Collect all lines from the records below that include the word "termen".
-- BEGIN --
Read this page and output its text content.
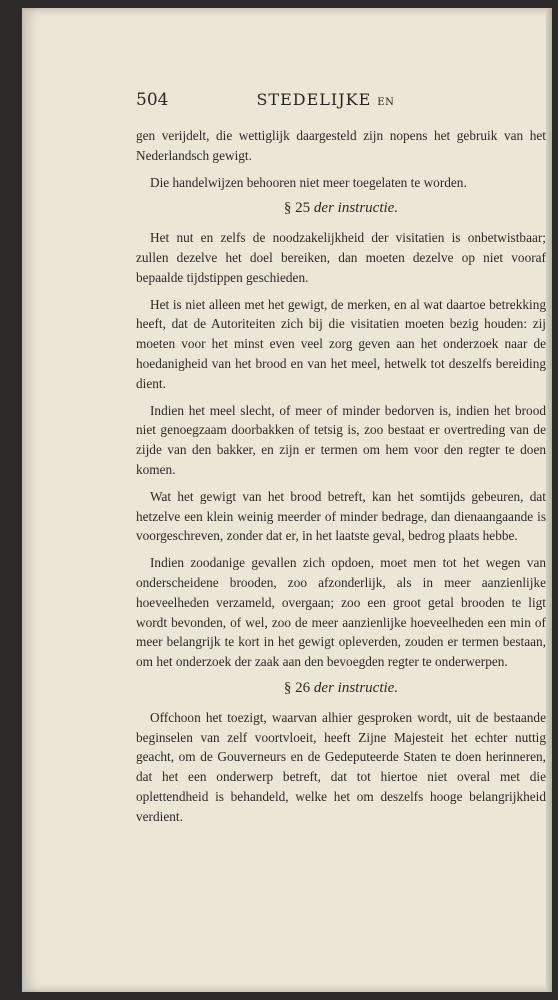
504	STEDELIJKE EN

gen verijdelt, die wettiglijk daargesteld zijn nopens het gebruik van het Nederlandsch gewigt.

Die handelwijzen behooren niet meer toegelaten te worden.

§ 25 der instructie.

Het nut en zelfs de noodzakelijkheid der visitatien is onbetwistbaar; zullen dezelve het doel bereiken, dan moeten dezelve op niet vooraf bepaalde tijdstippen geschieden.

Het is niet alleen met het gewigt, de merken, en al wat daartoe betrekking heeft, dat de Autoriteiten zich bij die visitatien moeten bezig houden: zij moeten voor het minst even veel zorg geven aan het onderzoek naar de hoedanigheid van het brood en van het meel, hetwelk tot deszelfs bereiding dient.

Indien het meel slecht, of meer of minder bedorven is, indien het brood niet genoegzaam doorbakken of tetsig is, zoo bestaat er overtreding van de zijde van den bakker, en zijn er termen om hem voor den regter te doen komen.

Wat het gewigt van het brood betreft, kan het somtijds gebeuren, dat hetzelve een klein weinig meerder of minder bedrage, dan dienaangaande is voorgeschreven, zonder dat er, in het laatste geval, bedrog plaats hebbe.

Indien zoodanige gevallen zich opdoen, moet men tot het wegen van onderscheidene brooden, zoo afzonderlijk, als in meer aanzienlijke hoeveelheden verzameld, overgaan; zoo een groot getal brooden te ligt wordt bevonden, of wel, zoo de meer aanzienlijke hoeveelheden een min of meer belangrijk te kort in het gewigt opleverden, zouden er termen bestaan, om het onderzoek der zaak aan den bevoegden regter te onderwerpen.

§ 26 der instructie.

Offchoon het toezigt, waarvan alhier gesproken wordt, uit de bestaande beginselen van zelf voortvloeit, heeft Zijne Majesteit het echter nuttig geacht, om de Gouverneurs en de Gedeputeerde Staten te doen herinneren, dat het een onderwerp betreft, dat tot hiertoe niet overal met die oplettendheid is behandeld, welke het om deszelfs hooge belangrijkheid verdient.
-- END --
* _Answer to this exercise_:
Indien het meel slecht, of meer of minder bedorven is, indien het brood niet genoegzaam doorbakken of tetsig is, zoo bestaat er overtreding van de zijde van den bakker, en zijn er termen om hem voor den regter te doen komen.
Indien zoodanige gevallen zich opdoen, moet men tot het wegen van onderscheidene brooden, zoo afzonderlijk, als in meer aanzienlijke hoeveelheden verzameld, overgaan; zoo een groot getal brooden te ligt wordt bevonden, of wel, zoo de meer aanzienlijke hoeveelheden een min of meer belangrijk te kort in het gewigt opleverden, zouden er termen bestaan, om het onderzoek der zaak aan den bevoegden regter te onderwerpen.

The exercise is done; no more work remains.